■ **AIM OF THE TASK**:
Identify the lines holding "this" and copy them.

■ **DATASET RECORDS**:
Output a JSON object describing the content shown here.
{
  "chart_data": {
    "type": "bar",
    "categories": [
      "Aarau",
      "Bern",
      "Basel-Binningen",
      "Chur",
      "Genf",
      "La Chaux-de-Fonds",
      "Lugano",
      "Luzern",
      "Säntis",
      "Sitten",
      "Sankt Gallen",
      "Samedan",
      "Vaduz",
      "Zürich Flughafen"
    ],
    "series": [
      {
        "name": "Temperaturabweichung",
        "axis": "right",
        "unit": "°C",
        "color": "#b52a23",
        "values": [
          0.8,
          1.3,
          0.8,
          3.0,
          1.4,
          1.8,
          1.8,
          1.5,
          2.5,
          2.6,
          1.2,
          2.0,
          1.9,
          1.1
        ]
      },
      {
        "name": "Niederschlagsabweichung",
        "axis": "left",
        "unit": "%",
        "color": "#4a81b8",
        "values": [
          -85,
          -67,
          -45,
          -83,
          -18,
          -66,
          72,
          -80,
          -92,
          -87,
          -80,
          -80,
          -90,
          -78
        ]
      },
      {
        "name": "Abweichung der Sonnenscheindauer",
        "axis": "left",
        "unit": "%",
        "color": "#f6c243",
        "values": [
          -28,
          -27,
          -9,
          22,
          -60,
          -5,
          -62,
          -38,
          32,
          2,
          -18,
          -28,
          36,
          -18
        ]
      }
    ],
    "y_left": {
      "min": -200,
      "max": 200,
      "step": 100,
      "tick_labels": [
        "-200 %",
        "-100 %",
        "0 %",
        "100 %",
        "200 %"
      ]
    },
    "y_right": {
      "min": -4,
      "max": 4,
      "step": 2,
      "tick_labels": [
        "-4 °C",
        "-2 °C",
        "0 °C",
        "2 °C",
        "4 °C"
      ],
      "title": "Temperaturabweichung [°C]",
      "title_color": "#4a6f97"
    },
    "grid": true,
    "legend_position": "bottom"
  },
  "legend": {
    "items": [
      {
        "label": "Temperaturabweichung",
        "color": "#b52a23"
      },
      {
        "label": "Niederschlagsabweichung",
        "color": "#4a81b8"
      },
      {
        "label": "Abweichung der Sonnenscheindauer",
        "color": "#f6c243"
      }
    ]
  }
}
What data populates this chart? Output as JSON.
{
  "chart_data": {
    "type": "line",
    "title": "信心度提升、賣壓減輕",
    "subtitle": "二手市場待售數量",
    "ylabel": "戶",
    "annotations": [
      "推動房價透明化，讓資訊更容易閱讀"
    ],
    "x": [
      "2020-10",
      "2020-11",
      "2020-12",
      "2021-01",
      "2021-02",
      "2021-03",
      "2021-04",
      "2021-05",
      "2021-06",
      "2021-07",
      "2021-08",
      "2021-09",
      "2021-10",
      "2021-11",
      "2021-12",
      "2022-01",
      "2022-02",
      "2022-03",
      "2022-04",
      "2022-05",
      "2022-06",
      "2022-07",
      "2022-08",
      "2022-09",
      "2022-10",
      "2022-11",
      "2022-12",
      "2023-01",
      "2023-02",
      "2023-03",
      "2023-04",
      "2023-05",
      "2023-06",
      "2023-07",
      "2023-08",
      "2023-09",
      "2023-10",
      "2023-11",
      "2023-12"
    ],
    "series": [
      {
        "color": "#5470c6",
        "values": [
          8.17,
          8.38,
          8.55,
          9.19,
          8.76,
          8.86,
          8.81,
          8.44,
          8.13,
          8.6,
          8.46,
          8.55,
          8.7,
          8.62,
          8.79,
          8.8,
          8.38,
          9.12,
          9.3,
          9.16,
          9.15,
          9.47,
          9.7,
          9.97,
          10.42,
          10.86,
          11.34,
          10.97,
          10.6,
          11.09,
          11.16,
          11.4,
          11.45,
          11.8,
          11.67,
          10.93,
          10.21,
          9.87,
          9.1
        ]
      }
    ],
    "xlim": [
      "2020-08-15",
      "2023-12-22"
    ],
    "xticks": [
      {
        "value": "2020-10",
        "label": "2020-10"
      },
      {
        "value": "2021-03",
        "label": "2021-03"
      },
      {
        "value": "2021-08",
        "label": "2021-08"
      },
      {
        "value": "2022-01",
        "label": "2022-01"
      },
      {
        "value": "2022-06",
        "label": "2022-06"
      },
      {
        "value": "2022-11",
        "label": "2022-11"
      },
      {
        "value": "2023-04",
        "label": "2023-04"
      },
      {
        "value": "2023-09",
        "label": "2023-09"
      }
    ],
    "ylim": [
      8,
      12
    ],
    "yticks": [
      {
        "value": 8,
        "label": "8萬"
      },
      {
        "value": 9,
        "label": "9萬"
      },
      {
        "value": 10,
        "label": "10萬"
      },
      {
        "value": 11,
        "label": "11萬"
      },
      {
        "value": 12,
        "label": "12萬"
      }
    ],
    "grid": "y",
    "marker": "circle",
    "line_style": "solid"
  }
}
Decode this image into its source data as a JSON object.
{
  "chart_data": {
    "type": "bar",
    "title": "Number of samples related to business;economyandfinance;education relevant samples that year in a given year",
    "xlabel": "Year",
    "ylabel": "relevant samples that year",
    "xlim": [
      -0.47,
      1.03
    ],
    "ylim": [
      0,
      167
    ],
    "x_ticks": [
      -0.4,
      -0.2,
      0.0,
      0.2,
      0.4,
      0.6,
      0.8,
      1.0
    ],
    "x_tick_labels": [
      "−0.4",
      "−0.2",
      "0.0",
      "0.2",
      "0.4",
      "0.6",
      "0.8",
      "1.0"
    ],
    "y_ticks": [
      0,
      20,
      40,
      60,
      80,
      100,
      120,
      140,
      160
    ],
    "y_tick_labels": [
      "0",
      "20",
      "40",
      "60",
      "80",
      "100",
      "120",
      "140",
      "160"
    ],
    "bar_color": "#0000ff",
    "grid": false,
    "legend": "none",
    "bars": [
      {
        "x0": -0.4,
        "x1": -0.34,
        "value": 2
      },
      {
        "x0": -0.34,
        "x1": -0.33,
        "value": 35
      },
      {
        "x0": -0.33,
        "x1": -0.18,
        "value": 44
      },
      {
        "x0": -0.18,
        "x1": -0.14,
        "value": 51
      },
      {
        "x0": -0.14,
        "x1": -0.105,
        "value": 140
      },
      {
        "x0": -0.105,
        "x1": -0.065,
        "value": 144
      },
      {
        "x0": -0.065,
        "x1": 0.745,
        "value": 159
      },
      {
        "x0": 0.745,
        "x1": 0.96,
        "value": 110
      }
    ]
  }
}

■ **EXERCISE OUTPUT**:
What data populates this chart? Output as JSON.
Decode this image into its source data as a JSON object.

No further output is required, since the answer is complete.